— start of Stored rows —
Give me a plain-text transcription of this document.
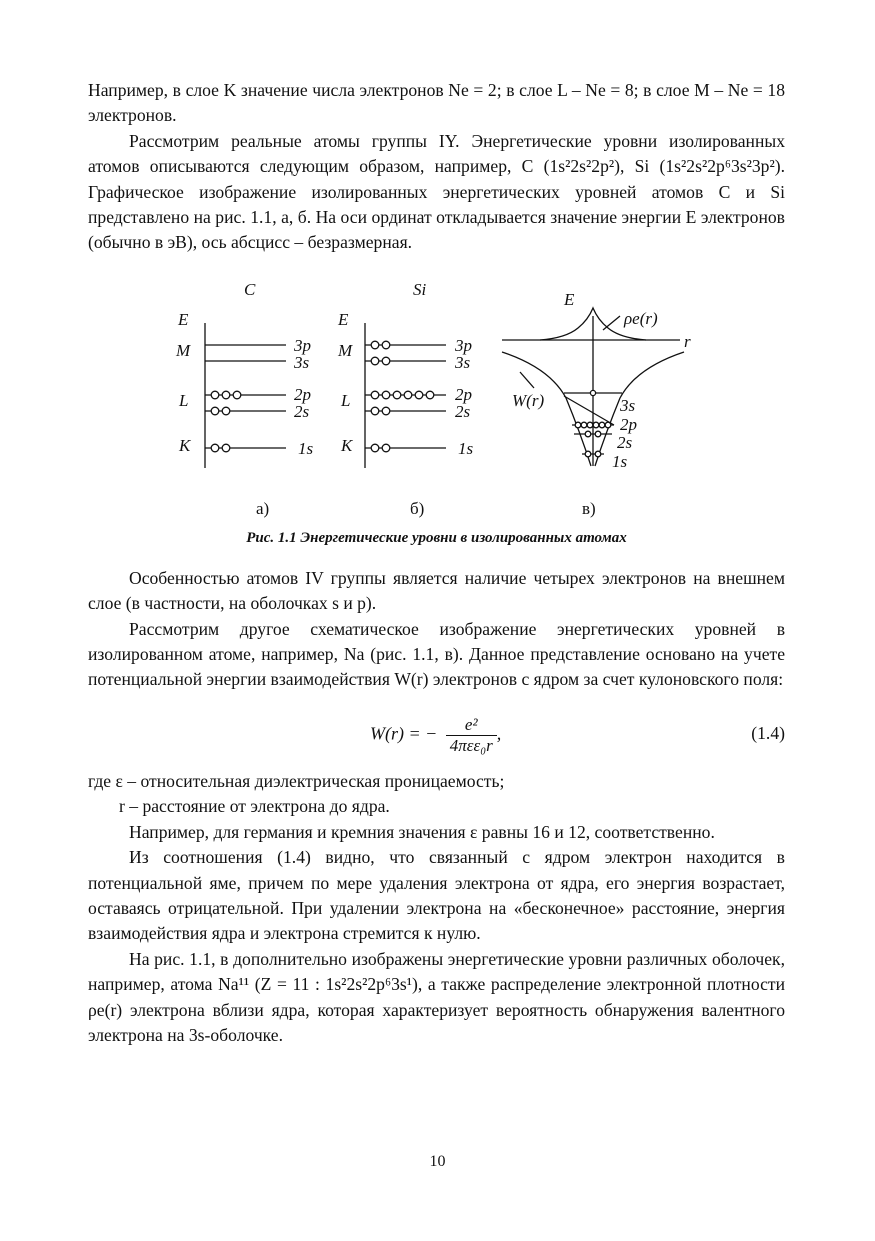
Например, в слое K значение числа электронов Ne = 2; в слое L – Ne = 8; в слое M – Ne = 18 электронов.

Рассмотрим реальные атомы группы IY. Энергетические уровни изолированных атомов описываются следующим образом, например, C (1s²2s²2p²), Si (1s²2s²2p⁶3s²3p²). Графическое изображение изолированных энергетических уровней атомов C и Si представлено на рис. 1.1, а, б. На оси ординат откладывается значение энергии E электронов (обычно в эВ), ось абсцисс – безразмерная.

C	Si
E
M
L
K
3p
3s
2p
2s
1s
E
M
L
K
3p
3s
2p
2s
1s
E
ρe(r)
r
W(r)	3s
2p
2s
1s
а)	б)	в)
Рис. 1.1 Энергетические уровни в изолированных атомах

Особенностью атомов IV группы является наличие четырех электронов на внешнем слое (в частности, на оболочках s и p).

Рассмотрим другое схематическое изображение энергетических уровней в изолированном атоме, например, Na (рис. 1.1, в). Данное представление основано на учете потенциальной энергии взаимодействия W(r) электронов с ядром за счет кулоновского поля:

W(r) = − $\frac{\text{e²}}{\text{4πεε₀r}}$ ,	(1.4)

где ε – относительная диэлектрическая проницаемость;

r – расстояние от электрона до ядра.

Например, для германия и кремния значения ε равны 16 и 12, соответственно.

Из соотношения (1.4) видно, что связанный с ядром электрон находится в потенциальной яме, причем по мере удаления электрона от ядра, его энергия возрастает, оставаясь отрицательной. При удалении электрона на «бесконечное» расстояние, энергия взаимодействия ядра и электрона стремится к нулю.

На рис. 1.1, в дополнительно изображены энергетические уровни различных оболочек, например, атома Na¹¹ (Z = 11 : 1s²2s²2p⁶3s¹), а также распределение электронной плотности ρe(r) электрона вблизи ядра, которая характеризует вероятность обнаружения валентного электрона на 3s-оболочке.

10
— end of Stored rows —
Work to be completed | Collect each line holding the string "слое".

Exercise solution |
Например, в слое K значение числа электронов Ne = 2; в слое L – Ne = 8; в слое M – Ne = 18 электронов.
Особенностью атомов IV группы является наличие четырех электронов на внешнем слое (в частности, на оболочках s и p).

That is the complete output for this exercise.